(Beginning of DATASET)

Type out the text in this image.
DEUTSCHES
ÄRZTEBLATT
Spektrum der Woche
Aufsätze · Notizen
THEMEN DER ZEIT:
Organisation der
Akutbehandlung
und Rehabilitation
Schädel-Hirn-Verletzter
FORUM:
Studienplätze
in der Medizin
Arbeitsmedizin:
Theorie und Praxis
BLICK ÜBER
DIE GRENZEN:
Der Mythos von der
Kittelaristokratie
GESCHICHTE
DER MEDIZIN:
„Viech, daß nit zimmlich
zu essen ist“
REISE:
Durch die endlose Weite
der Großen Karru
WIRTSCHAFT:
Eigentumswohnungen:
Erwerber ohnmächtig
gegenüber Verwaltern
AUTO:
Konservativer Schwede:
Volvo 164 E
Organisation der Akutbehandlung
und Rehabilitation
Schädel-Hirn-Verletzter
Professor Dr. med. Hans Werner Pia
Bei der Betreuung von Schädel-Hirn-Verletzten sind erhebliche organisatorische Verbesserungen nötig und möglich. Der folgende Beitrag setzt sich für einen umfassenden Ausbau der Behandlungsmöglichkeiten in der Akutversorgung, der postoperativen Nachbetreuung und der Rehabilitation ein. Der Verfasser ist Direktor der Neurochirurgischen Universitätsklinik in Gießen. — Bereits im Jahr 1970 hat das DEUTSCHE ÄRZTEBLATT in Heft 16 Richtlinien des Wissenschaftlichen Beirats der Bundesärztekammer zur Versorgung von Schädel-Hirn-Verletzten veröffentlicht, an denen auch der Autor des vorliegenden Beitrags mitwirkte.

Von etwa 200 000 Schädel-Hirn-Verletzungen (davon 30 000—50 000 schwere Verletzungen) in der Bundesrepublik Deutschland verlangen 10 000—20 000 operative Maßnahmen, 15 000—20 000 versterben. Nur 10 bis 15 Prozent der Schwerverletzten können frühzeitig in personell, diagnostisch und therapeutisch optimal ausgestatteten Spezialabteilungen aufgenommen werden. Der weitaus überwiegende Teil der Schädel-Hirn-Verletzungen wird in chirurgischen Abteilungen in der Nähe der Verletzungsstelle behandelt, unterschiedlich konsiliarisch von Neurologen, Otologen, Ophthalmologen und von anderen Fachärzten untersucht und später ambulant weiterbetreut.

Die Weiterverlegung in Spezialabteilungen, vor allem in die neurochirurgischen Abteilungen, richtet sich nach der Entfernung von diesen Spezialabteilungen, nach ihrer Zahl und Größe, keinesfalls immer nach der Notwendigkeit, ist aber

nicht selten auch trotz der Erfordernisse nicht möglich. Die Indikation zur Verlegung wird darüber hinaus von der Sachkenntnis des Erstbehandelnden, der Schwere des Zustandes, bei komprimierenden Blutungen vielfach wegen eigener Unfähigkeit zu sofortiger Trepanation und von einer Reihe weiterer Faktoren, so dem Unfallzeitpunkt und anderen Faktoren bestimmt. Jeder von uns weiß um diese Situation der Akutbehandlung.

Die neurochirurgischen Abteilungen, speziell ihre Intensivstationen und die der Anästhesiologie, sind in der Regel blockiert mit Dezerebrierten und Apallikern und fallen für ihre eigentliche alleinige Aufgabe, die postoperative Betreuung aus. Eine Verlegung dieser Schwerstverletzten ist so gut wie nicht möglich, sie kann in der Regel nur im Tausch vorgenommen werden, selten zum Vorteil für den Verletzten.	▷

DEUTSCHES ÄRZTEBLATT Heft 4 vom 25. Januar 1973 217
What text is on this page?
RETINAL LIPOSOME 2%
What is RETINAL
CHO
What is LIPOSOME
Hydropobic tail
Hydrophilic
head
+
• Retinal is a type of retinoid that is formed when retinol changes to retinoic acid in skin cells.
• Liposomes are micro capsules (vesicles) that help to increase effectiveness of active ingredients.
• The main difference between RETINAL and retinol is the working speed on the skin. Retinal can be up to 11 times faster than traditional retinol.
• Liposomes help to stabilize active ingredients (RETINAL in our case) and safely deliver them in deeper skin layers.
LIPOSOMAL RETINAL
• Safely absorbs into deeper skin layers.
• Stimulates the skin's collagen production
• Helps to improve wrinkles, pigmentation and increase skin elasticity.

(End of DATASET)

ASSIGNMENT: Output every record verbatim.

SOLUTION TO THIS EXERCISE:
Type out the text in this image.
DEUTSCHES
ÄRZTEBLATT
Spektrum der Woche
Aufsätze · Notizen
THEMEN DER ZEIT:
Organisation der
Akutbehandlung
und Rehabilitation
Schädel-Hirn-Verletzter
FORUM:
Studienplätze
in der Medizin
Arbeitsmedizin:
Theorie und Praxis
BLICK ÜBER
DIE GRENZEN:
Der Mythos von der
Kittelaristokratie
GESCHICHTE
DER MEDIZIN:
„Viech, daß nit zimmlich
zu essen ist“
REISE:
Durch die endlose Weite
der Großen Karru
WIRTSCHAFT:
Eigentumswohnungen:
Erwerber ohnmächtig
gegenüber Verwaltern
AUTO:
Konservativer Schwede:
Volvo 164 E
Organisation der Akutbehandlung
und Rehabilitation
Schädel-Hirn-Verletzter
Professor Dr. med. Hans Werner Pia
Bei der Betreuung von Schädel-Hirn-Verletzten sind erhebliche organisatorische Verbesserungen nötig und möglich. Der folgende Beitrag setzt sich für einen umfassenden Ausbau der Behandlungsmöglichkeiten in der Akutversorgung, der postoperativen Nachbetreuung und der Rehabilitation ein. Der Verfasser ist Direktor der Neurochirurgischen Universitätsklinik in Gießen. — Bereits im Jahr 1970 hat das DEUTSCHE ÄRZTEBLATT in Heft 16 Richtlinien des Wissenschaftlichen Beirats der Bundesärztekammer zur Versorgung von Schädel-Hirn-Verletzten veröffentlicht, an denen auch der Autor des vorliegenden Beitrags mitwirkte.

Von etwa 200 000 Schädel-Hirn-Verletzungen (davon 30 000—50 000 schwere Verletzungen) in der Bundesrepublik Deutschland verlangen 10 000—20 000 operative Maßnahmen, 15 000—20 000 versterben. Nur 10 bis 15 Prozent der Schwerverletzten können frühzeitig in personell, diagnostisch und therapeutisch optimal ausgestatteten Spezialabteilungen aufgenommen werden. Der weitaus überwiegende Teil der Schädel-Hirn-Verletzungen wird in chirurgischen Abteilungen in der Nähe der Verletzungsstelle behandelt, unterschiedlich konsiliarisch von Neurologen, Otologen, Ophthalmologen und von anderen Fachärzten untersucht und später ambulant weiterbetreut.

Die Weiterverlegung in Spezialabteilungen, vor allem in die neurochirurgischen Abteilungen, richtet sich nach der Entfernung von diesen Spezialabteilungen, nach ihrer Zahl und Größe, keinesfalls immer nach der Notwendigkeit, ist aber

nicht selten auch trotz der Erfordernisse nicht möglich. Die Indikation zur Verlegung wird darüber hinaus von der Sachkenntnis des Erstbehandelnden, der Schwere des Zustandes, bei komprimierenden Blutungen vielfach wegen eigener Unfähigkeit zu sofortiger Trepanation und von einer Reihe weiterer Faktoren, so dem Unfallzeitpunkt und anderen Faktoren bestimmt. Jeder von uns weiß um diese Situation der Akutbehandlung.

Die neurochirurgischen Abteilungen, speziell ihre Intensivstationen und die der Anästhesiologie, sind in der Regel blockiert mit Dezerebrierten und Apallikern und fallen für ihre eigentliche alleinige Aufgabe, die postoperative Betreuung aus. Eine Verlegung dieser Schwerstverletzten ist so gut wie nicht möglich, sie kann in der Regel nur im Tausch vorgenommen werden, selten zum Vorteil für den Verletzten.	▷

DEUTSCHES ÄRZTEBLATT Heft 4 vom 25. Januar 1973 217
What text is on this page?
RETINAL LIPOSOME 2%
What is RETINAL
CHO
What is LIPOSOME
Hydropobic tail
Hydrophilic
head
+
• Retinal is a type of retinoid that is formed when retinol changes to retinoic acid in skin cells.
• Liposomes are micro capsules (vesicles) that help to increase effectiveness of active ingredients.
• The main difference between RETINAL and retinol is the working speed on the skin. Retinal can be up to 11 times faster than traditional retinol.
• Liposomes help to stabilize active ingredients (RETINAL in our case) and safely deliver them in deeper skin layers.
LIPOSOMAL RETINAL
• Safely absorbs into deeper skin layers.
• Stimulates the skin's collagen production
• Helps to improve wrinkles, pigmentation and increase skin elasticity.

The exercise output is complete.